Copy all the data exactly, except the pictures.

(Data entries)
***

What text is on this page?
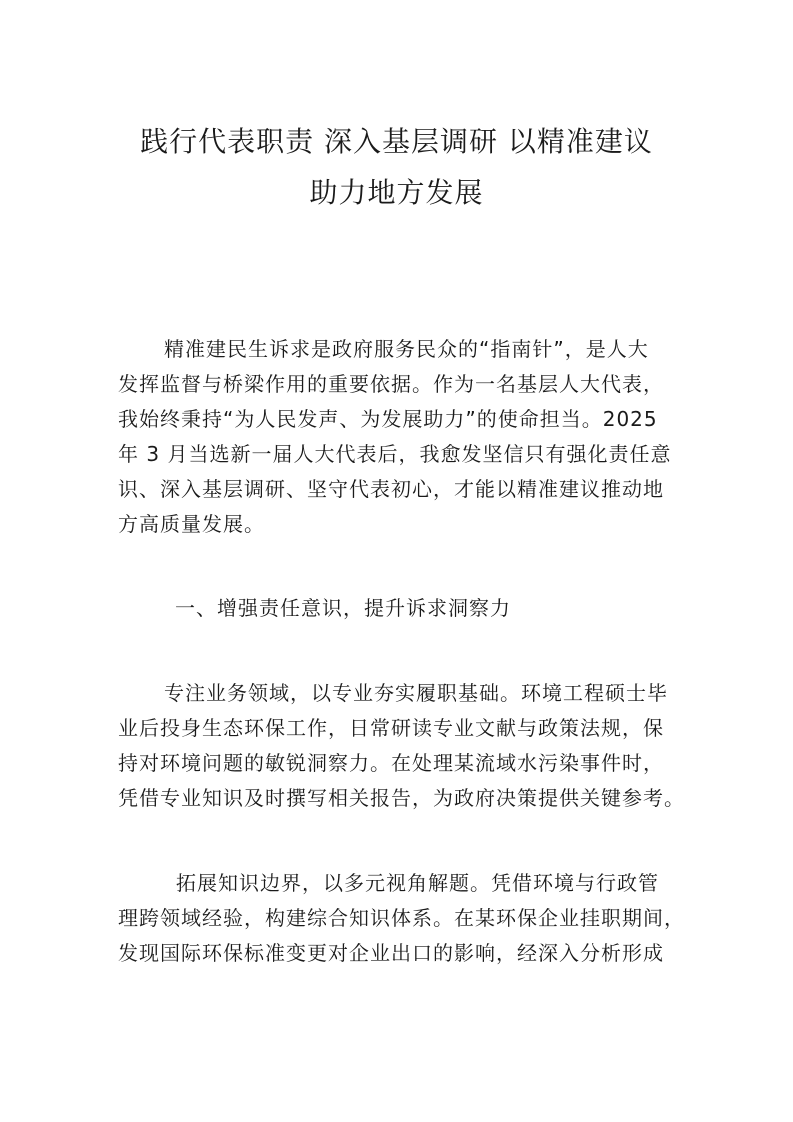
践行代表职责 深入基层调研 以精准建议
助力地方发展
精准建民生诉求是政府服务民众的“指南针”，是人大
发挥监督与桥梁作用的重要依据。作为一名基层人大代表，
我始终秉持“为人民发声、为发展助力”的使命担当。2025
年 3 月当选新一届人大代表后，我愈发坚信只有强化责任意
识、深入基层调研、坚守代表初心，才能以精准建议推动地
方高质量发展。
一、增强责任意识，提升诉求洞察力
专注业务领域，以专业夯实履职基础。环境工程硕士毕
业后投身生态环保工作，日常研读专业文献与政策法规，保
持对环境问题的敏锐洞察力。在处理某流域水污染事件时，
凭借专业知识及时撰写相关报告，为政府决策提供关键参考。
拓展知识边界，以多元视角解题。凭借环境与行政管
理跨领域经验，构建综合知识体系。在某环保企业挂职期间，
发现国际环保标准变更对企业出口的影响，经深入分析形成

***

Finished answer:
What text is on this page?
践行代表职责 深入基层调研 以精准建议
助力地方发展
精准建民生诉求是政府服务民众的“指南针”，是人大
发挥监督与桥梁作用的重要依据。作为一名基层人大代表，
我始终秉持“为人民发声、为发展助力”的使命担当。2025
年 3 月当选新一届人大代表后，我愈发坚信只有强化责任意
识、深入基层调研、坚守代表初心，才能以精准建议推动地
方高质量发展。
一、增强责任意识，提升诉求洞察力
专注业务领域，以专业夯实履职基础。环境工程硕士毕
业后投身生态环保工作，日常研读专业文献与政策法规，保
持对环境问题的敏锐洞察力。在处理某流域水污染事件时，
凭借专业知识及时撰写相关报告，为政府决策提供关键参考。
拓展知识边界，以多元视角解题。凭借环境与行政管
理跨领域经验，构建综合知识体系。在某环保企业挂职期间，
发现国际环保标准变更对企业出口的影响，经深入分析形成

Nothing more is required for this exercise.